Write the records out again, precisely as they stand.

(Dataset items)
##############################

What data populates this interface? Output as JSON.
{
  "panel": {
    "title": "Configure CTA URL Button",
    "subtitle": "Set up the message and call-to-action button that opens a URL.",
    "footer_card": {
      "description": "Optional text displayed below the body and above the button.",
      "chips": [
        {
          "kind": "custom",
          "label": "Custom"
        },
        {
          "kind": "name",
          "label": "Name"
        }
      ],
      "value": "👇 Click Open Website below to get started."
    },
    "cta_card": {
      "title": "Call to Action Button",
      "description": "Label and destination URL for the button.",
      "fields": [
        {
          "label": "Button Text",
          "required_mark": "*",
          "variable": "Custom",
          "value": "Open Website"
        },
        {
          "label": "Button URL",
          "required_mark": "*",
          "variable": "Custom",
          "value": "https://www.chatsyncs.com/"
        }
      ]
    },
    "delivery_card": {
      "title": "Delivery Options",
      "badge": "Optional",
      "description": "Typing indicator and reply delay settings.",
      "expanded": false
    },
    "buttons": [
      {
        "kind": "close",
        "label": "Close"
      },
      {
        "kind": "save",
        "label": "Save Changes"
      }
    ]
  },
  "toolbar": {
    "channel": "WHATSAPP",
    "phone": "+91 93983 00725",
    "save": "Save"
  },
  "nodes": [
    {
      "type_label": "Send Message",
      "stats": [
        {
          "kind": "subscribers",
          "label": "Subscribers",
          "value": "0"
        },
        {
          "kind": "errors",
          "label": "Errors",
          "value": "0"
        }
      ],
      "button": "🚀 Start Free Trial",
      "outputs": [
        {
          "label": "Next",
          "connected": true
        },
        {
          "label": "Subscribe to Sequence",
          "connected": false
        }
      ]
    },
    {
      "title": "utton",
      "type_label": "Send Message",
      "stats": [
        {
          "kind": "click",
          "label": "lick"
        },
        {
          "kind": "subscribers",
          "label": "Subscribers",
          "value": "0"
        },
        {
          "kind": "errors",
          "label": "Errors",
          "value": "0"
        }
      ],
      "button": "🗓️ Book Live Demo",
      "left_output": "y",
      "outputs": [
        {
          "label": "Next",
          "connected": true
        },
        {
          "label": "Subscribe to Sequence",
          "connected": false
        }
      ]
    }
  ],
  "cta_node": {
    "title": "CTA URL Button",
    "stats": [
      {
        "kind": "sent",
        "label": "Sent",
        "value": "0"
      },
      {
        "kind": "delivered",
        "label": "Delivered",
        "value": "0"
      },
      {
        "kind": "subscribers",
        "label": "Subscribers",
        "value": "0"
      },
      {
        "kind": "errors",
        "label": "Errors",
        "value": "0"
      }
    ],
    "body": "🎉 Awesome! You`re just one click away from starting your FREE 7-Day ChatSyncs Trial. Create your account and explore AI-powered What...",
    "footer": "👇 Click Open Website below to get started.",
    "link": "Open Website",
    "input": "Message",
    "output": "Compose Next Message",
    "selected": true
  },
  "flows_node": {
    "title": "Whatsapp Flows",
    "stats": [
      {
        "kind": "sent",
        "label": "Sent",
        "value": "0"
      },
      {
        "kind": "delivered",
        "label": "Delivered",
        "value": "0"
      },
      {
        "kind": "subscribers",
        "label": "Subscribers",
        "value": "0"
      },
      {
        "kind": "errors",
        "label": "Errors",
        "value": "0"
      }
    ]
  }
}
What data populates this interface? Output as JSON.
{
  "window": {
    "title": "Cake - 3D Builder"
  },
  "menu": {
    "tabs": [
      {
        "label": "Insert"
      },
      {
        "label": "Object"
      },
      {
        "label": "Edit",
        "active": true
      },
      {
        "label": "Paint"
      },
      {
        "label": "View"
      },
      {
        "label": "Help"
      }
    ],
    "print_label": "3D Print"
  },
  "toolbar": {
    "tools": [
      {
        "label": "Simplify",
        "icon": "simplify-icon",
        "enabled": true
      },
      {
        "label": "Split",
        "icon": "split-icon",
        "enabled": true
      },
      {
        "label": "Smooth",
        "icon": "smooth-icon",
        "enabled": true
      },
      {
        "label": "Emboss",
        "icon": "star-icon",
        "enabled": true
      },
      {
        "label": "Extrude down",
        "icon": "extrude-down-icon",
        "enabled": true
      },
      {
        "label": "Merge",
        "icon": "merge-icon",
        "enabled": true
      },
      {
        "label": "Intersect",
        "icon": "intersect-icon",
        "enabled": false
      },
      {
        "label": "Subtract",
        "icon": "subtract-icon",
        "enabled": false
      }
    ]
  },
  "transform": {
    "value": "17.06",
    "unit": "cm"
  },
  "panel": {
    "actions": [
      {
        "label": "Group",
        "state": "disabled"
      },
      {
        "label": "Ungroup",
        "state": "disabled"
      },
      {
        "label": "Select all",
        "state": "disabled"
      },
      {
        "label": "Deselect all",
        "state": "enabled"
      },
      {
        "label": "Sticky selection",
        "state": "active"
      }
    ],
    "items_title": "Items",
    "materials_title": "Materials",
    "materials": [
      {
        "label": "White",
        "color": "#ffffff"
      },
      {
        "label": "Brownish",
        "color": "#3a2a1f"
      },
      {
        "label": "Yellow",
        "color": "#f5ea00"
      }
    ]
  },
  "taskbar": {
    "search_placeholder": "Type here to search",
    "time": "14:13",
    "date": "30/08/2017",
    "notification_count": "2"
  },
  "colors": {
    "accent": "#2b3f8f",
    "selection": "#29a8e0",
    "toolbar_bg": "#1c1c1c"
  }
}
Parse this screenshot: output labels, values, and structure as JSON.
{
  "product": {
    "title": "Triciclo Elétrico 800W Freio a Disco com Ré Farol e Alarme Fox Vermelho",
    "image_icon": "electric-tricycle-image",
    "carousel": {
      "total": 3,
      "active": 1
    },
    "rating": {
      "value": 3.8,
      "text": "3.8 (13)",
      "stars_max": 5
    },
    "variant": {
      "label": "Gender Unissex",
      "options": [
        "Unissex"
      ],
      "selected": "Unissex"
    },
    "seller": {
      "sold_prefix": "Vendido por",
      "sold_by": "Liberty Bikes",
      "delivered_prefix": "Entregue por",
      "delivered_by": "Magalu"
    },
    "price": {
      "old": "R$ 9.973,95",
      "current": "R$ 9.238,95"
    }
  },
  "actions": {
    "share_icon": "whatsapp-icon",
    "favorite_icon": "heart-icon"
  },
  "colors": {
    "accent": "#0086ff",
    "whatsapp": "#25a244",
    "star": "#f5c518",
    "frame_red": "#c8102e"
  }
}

##############################

Task output:
What data populates this interface? Output as JSON.
{
  "panel": {
    "title": "Configure CTA URL Button",
    "subtitle": "Set up the message and call-to-action button that opens a URL.",
    "footer_card": {
      "description": "Optional text displayed below the body and above the button.",
      "chips": [
        {
          "kind": "custom",
          "label": "Custom"
        },
        {
          "kind": "name",
          "label": "Name"
        }
      ],
      "value": "👇 Click Open Website below to get started."
    },
    "cta_card": {
      "title": "Call to Action Button",
      "description": "Label and destination URL for the button.",
      "fields": [
        {
          "label": "Button Text",
          "required_mark": "*",
          "variable": "Custom",
          "value": "Open Website"
        },
        {
          "label": "Button URL",
          "required_mark": "*",
          "variable": "Custom",
          "value": "https://www.chatsyncs.com/"
        }
      ]
    },
    "delivery_card": {
      "title": "Delivery Options",
      "badge": "Optional",
      "description": "Typing indicator and reply delay settings.",
      "expanded": false
    },
    "buttons": [
      {
        "kind": "close",
        "label": "Close"
      },
      {
        "kind": "save",
        "label": "Save Changes"
      }
    ]
  },
  "toolbar": {
    "channel": "WHATSAPP",
    "phone": "+91 93983 00725",
    "save": "Save"
  },
  "nodes": [
    {
      "type_label": "Send Message",
      "stats": [
        {
          "kind": "subscribers",
          "label": "Subscribers",
          "value": "0"
        },
        {
          "kind": "errors",
          "label": "Errors",
          "value": "0"
        }
      ],
      "button": "🚀 Start Free Trial",
      "outputs": [
        {
          "label": "Next",
          "connected": true
        },
        {
          "label": "Subscribe to Sequence",
          "connected": false
        }
      ]
    },
    {
      "title": "utton",
      "type_label": "Send Message",
      "stats": [
        {
          "kind": "click",
          "label": "lick"
        },
        {
          "kind": "subscribers",
          "label": "Subscribers",
          "value": "0"
        },
        {
          "kind": "errors",
          "label": "Errors",
          "value": "0"
        }
      ],
      "button": "🗓️ Book Live Demo",
      "left_output": "y",
      "outputs": [
        {
          "label": "Next",
          "connected": true
        },
        {
          "label": "Subscribe to Sequence",
          "connected": false
        }
      ]
    }
  ],
  "cta_node": {
    "title": "CTA URL Button",
    "stats": [
      {
        "kind": "sent",
        "label": "Sent",
        "value": "0"
      },
      {
        "kind": "delivered",
        "label": "Delivered",
        "value": "0"
      },
      {
        "kind": "subscribers",
        "label": "Subscribers",
        "value": "0"
      },
      {
        "kind": "errors",
        "label": "Errors",
        "value": "0"
      }
    ],
    "body": "🎉 Awesome! You`re just one click away from starting your FREE 7-Day ChatSyncs Trial. Create your account and explore AI-powered What...",
    "footer": "👇 Click Open Website below to get started.",
    "link": "Open Website",
    "input": "Message",
    "output": "Compose Next Message",
    "selected": true
  },
  "flows_node": {
    "title": "Whatsapp Flows",
    "stats": [
      {
        "kind": "sent",
        "label": "Sent",
        "value": "0"
      },
      {
        "kind": "delivered",
        "label": "Delivered",
        "value": "0"
      },
      {
        "kind": "subscribers",
        "label": "Subscribers",
        "value": "0"
      },
      {
        "kind": "errors",
        "label": "Errors",
        "value": "0"
      }
    ]
  }
}
What data populates this interface? Output as JSON.
{
  "window": {
    "title": "Cake - 3D Builder"
  },
  "menu": {
    "tabs": [
      {
        "label": "Insert"
      },
      {
        "label": "Object"
      },
      {
        "label": "Edit",
        "active": true
      },
      {
        "label": "Paint"
      },
      {
        "label": "View"
      },
      {
        "label": "Help"
      }
    ],
    "print_label": "3D Print"
  },
  "toolbar": {
    "tools": [
      {
        "label": "Simplify",
        "icon": "simplify-icon",
        "enabled": true
      },
      {
        "label": "Split",
        "icon": "split-icon",
        "enabled": true
      },
      {
        "label": "Smooth",
        "icon": "smooth-icon",
        "enabled": true
      },
      {
        "label": "Emboss",
        "icon": "star-icon",
        "enabled": true
      },
      {
        "label": "Extrude down",
        "icon": "extrude-down-icon",
        "enabled": true
      },
      {
        "label": "Merge",
        "icon": "merge-icon",
        "enabled": true
      },
      {
        "label": "Intersect",
        "icon": "intersect-icon",
        "enabled": false
      },
      {
        "label": "Subtract",
        "icon": "subtract-icon",
        "enabled": false
      }
    ]
  },
  "transform": {
    "value": "17.06",
    "unit": "cm"
  },
  "panel": {
    "actions": [
      {
        "label": "Group",
        "state": "disabled"
      },
      {
        "label": "Ungroup",
        "state": "disabled"
      },
      {
        "label": "Select all",
        "state": "disabled"
      },
      {
        "label": "Deselect all",
        "state": "enabled"
      },
      {
        "label": "Sticky selection",
        "state": "active"
      }
    ],
    "items_title": "Items",
    "materials_title": "Materials",
    "materials": [
      {
        "label": "White",
        "color": "#ffffff"
      },
      {
        "label": "Brownish",
        "color": "#3a2a1f"
      },
      {
        "label": "Yellow",
        "color": "#f5ea00"
      }
    ]
  },
  "taskbar": {
    "search_placeholder": "Type here to search",
    "time": "14:13",
    "date": "30/08/2017",
    "notification_count": "2"
  },
  "colors": {
    "accent": "#2b3f8f",
    "selection": "#29a8e0",
    "toolbar_bg": "#1c1c1c"
  }
}
Parse this screenshot: output labels, values, and structure as JSON.
{
  "product": {
    "title": "Triciclo Elétrico 800W Freio a Disco com Ré Farol e Alarme Fox Vermelho",
    "image_icon": "electric-tricycle-image",
    "carousel": {
      "total": 3,
      "active": 1
    },
    "rating": {
      "value": 3.8,
      "text": "3.8 (13)",
      "stars_max": 5
    },
    "variant": {
      "label": "Gender Unissex",
      "options": [
        "Unissex"
      ],
      "selected": "Unissex"
    },
    "seller": {
      "sold_prefix": "Vendido por",
      "sold_by": "Liberty Bikes",
      "delivered_prefix": "Entregue por",
      "delivered_by": "Magalu"
    },
    "price": {
      "old": "R$ 9.973,95",
      "current": "R$ 9.238,95"
    }
  },
  "actions": {
    "share_icon": "whatsapp-icon",
    "favorite_icon": "heart-icon"
  },
  "colors": {
    "accent": "#0086ff",
    "whatsapp": "#25a244",
    "star": "#f5c518",
    "frame_red": "#c8102e"
  }
}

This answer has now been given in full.